生物质航煤全产业链碳排放及社会经济影响——基于CGE-LCA模型的FT燃料情景分析OA
Carbon emissions and socioeconomic impacts of the biomass jet fuel industry chain:scenario analysis of FT fuel based on a CGE-LCA model
为量化费托(FT)合成工艺利用秸秆制备可持续航空燃料(SAF)对我国经济、社会、环境的影响,本研究构建CGE-LCA模型,模拟2025-2040年FT行业发展的动态效应.结果表明:民航减排成本高度依赖FT燃料价格,技术停滞情景S1下强制加注年均成本达1324亿元,而成本持平传统航煤情景S3可降低77.7%,若成本转嫁给旅客,将会降低民航业旅客需求;FT产业对经济呈正向拉动,S3-Q3情景下2040年GDP增长率达0.96%,就业率提升0.99%,秸秆资源化利用最高为农民增收2770亿元;环境效益显著,2040年FT加注比例47%时,民航累计碳排放较基准情景减少23.9%;FT燃料从原料收集到燃料使用的全生命周期中,生产阶段产生的CO2排放占比最高,达到65.3%;虽然使用FT燃料会导致能源、交通运输等其他行业的碳排放增加,但其对农业、民航业的碳减排贡献更大,总体有利于我国碳减排目标的实现.基于上述研究结果,提出了促进我国生物质航煤产业高质量发展的政策建议.
This study proposes a novel integrated dynamic CGE-LCA framework to evaluate the economy-wide,social,and environmental impacts of producing sustainable aviation fuel(SAF)from agricultural residues through the Fischer-Tropsch(FT)synthesis pathway in China.Unlike conventional assessments that rely on static life-cycle analysis or partial-equilibrium approaches,the proposed framework endogenously links FT fuel technology learning,blending mandates,cost pass-through mechanisms,and sectoral interactions within a dynamic general equilibrium setting,enabling a consistent simulation of FT industry development from 2025 to 2040.Scenario-based simulations indicate that aviation mitigation costs are highly sensitive to FT fuel prices.Under a technology stagnation scenario(S1),mandatory FT blending results in an average annual abatement cost of 132.4 billion CNY,whereas under a cost-parity scenario with conventional jet fuel(S3),mitigation costs decline by 77.7%.Incorporating demand responses reveals that transferring additional fuel costs to passengers leads to a measurable contraction in air travel demand,highlighting the importance of demand-side feedbacks often omitted in existing studies.The model further captures the macroeconomic spillover effects of FT industry expansion.Under the S3-Q3 scenario,China's GDP increases by 0.96%and the employment rate rises by 0.99%by 2040,while large-scale utilization of agricultural residues raises farmers' income by up to 277.0 billion CNY.From an environmental perspective,when the FT blending ratio reaches 47%in 2040,cumulative CO2 emissions from civil aviation are reduced by 23.9%relative to the baseline scenario.By embedding process-based life-cycle emission coefficients into the CGE production structure,the framework identifies the production stage as the dominant source of FT fuel life-cycle emissions,accounting for 65.3%of total CO2 emissions.Although FT deployment increases emissions in energy supply and other transport sectors,the net mitigation effect remains positive due to larger emission reductions in agriculture and civil aviation.Overall,the proposed CGE-LCA framework provides a transferable and policy-relevant tool for assessing large-scale SAF deployment and supports the formulation of strategies for the high-quality development of China's biomass-based aviation fuel industry.

题目 1 | 找出原文中文摘要里出现的全部百分比数值,按出现顺序列出。
题目 2 | 请逐字照录原文中以含有“生物质航煤全产业链碳排放及社”的词语开头、到“煤产业高质量发展的政策建议.”为止的那一段。
题目 3 |
根据原文回答下列问题:
(a) 技术停滞情景S1下,强制加注的年均成本是多少?
(b) 秸秆资源化利用最高可为农民增收多少?
(c) FT燃料全生命周期中,哪个阶段的CO2排放占比最高,占比是多少?

数据记录 |
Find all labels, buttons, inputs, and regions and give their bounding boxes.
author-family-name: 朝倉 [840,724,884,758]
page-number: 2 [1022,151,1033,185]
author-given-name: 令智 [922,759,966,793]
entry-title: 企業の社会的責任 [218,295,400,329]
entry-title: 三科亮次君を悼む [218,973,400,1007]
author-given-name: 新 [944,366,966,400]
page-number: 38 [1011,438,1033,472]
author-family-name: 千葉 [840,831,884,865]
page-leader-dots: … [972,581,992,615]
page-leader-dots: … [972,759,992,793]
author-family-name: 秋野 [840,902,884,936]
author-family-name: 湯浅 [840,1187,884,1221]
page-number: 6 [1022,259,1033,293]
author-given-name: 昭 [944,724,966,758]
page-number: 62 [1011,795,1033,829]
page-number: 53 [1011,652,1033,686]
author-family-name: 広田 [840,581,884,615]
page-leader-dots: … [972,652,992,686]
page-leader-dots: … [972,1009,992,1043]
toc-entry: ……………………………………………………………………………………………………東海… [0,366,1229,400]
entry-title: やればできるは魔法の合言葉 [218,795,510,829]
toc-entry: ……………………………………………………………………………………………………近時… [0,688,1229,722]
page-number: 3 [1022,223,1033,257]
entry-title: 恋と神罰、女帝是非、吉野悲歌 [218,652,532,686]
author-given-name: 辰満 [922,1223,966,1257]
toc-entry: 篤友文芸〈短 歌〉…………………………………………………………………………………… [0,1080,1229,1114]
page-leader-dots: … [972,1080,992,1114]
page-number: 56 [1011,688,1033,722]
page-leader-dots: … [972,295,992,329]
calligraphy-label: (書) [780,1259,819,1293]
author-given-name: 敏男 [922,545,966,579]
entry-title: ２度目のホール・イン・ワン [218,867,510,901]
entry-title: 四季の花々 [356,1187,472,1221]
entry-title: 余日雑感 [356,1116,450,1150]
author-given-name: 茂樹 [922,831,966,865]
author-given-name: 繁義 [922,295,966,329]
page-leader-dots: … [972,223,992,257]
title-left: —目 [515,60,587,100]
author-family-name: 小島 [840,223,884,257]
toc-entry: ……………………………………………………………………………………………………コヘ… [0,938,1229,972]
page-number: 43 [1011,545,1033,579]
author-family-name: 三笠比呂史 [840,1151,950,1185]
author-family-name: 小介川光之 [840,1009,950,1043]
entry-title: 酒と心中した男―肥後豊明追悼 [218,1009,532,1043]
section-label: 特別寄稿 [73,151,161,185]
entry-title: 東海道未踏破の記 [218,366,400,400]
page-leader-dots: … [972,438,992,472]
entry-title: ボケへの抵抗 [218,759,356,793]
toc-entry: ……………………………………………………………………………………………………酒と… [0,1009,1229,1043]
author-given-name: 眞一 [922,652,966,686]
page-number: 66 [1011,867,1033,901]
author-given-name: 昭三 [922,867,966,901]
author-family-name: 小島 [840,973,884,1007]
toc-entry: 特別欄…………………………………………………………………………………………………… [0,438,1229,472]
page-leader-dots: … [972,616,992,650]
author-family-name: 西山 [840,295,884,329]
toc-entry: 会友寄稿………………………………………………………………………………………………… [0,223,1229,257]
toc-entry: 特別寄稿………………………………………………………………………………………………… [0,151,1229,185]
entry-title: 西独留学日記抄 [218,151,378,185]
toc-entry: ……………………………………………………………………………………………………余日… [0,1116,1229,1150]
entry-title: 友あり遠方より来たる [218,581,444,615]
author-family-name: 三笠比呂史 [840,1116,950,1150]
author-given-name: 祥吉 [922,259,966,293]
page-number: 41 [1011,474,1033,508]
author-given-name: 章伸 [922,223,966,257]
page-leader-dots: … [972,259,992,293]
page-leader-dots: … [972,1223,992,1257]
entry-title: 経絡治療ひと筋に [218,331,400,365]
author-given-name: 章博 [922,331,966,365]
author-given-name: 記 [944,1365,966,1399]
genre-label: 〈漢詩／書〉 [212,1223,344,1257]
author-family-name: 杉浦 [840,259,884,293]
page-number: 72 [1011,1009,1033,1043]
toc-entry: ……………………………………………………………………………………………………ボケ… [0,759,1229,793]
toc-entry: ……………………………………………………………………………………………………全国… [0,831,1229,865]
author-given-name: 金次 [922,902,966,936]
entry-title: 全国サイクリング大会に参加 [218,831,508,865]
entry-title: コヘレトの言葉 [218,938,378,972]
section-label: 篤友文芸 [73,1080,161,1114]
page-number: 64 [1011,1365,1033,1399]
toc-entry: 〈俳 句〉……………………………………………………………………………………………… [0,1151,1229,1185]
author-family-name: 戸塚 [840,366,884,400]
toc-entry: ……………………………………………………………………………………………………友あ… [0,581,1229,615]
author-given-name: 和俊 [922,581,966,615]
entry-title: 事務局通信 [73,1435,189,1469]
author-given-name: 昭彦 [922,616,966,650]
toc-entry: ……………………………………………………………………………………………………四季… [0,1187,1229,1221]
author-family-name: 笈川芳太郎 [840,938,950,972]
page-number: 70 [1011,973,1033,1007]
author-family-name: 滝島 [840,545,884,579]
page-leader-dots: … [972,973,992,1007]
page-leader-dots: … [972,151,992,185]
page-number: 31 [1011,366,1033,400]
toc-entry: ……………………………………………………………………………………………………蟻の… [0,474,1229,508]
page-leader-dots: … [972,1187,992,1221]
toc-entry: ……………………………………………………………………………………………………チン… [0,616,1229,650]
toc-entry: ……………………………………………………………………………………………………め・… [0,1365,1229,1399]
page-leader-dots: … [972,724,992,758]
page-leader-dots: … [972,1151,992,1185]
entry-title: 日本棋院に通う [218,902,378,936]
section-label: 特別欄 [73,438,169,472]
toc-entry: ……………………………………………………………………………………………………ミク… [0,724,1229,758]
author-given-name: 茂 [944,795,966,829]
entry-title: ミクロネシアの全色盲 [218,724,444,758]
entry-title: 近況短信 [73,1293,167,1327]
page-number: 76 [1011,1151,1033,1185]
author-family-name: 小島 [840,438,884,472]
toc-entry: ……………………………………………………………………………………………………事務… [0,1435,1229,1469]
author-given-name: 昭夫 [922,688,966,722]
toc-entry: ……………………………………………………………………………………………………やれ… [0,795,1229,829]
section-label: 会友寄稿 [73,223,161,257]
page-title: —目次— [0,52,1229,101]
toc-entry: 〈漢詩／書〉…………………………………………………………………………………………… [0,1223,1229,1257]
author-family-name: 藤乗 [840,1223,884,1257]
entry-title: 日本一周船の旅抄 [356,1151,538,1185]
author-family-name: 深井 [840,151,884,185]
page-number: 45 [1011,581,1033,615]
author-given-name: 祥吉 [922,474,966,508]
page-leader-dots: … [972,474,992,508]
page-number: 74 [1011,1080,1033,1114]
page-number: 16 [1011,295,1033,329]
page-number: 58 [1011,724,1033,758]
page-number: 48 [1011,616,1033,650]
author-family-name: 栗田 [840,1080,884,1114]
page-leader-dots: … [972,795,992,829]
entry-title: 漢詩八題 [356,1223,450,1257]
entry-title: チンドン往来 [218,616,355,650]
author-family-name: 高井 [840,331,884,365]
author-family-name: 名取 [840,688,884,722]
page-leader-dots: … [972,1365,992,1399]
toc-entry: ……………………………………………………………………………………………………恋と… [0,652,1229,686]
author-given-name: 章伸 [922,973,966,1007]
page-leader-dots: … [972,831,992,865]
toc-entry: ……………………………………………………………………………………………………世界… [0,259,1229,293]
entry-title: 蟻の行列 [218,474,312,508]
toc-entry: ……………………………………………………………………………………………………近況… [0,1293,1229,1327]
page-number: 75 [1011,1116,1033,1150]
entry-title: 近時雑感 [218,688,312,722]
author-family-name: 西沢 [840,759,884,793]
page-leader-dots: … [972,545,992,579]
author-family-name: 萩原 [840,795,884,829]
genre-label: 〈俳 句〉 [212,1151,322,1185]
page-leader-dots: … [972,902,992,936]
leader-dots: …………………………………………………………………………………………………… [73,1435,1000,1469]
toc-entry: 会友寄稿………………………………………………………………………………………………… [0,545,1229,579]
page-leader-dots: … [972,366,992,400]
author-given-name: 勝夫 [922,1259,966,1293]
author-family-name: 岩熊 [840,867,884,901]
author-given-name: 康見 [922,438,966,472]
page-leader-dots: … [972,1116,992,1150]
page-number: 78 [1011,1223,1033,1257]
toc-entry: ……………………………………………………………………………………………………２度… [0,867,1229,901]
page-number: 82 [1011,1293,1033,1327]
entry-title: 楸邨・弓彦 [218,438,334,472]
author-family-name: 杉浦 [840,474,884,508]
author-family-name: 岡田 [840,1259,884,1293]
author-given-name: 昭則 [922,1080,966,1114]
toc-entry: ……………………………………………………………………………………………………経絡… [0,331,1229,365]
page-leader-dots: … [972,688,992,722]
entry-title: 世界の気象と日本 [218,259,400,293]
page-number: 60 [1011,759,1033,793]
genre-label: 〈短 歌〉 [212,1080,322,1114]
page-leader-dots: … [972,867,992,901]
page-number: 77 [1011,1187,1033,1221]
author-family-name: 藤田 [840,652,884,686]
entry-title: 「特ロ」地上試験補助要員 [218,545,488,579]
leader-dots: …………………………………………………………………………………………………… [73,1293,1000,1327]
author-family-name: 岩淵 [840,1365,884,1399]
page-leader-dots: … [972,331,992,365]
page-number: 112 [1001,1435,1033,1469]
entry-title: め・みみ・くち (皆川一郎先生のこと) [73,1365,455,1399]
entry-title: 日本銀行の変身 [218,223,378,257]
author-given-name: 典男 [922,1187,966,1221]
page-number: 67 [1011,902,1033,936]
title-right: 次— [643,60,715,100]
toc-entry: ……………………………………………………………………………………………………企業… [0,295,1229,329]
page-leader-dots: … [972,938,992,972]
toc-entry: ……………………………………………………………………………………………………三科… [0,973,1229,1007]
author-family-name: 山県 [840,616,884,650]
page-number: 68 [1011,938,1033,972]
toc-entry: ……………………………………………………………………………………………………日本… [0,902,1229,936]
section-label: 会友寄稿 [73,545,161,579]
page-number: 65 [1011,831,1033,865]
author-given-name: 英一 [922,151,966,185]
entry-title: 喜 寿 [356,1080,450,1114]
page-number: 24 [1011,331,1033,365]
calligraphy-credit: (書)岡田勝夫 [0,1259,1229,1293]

最终答案 1 | 77.7%、0.96%、0.99%、47%、23.9%、65.3%

最终答案 2 |
生物质航煤全产业链碳排放及社会经济影响——基于CGE-LCA模型的FT燃料情景分析OA
Carbon emissions and socioeconomic impacts of the biomass jet fuel industry chain:scenario analysis of FT fuel based on a CGE-LCA model
为量化费托(FT)合成工艺利用秸秆制备可持续航空燃料(SAF)对我国经济、社会、环境的影响,本研究构建CGE-LCA模型,模拟2025-2040年FT行业发展的动态效应.结果表明:民航减排成本高度依赖FT燃料价格,技术停滞情景S1下强制加注年均成本达1324亿元,而成本持平传统航煤情景S3可降低77.7%,若成本转嫁给旅客,将会降低民航业旅客需求;FT产业对经济呈正向拉动,S3-Q3情景下2040年GDP增长率达0.96%,就业率提升0.99%,秸秆资源化利用最高为农民增收2770亿元;环境效益显著,2040年FT加注比例47%时,民航累计碳排放较基准情景减少23.9%;FT燃料从原料收集到燃料使用的全生命周期中,生产阶段产生的CO2排放占比最高,达到65.3%;虽然使用FT燃料会导致能源、交通运输等其他行业的碳排放增加,但其对农业、民航业的碳减排贡献更大,总体有利于我国碳减排目标的实现.基于上述研究结果,提出了促进我国生物质航煤产业高质量发展的政策建议.

最终答案 3 |
(a) 1324亿元
(b) 2770亿元
(c) 生产阶段,占比65.3%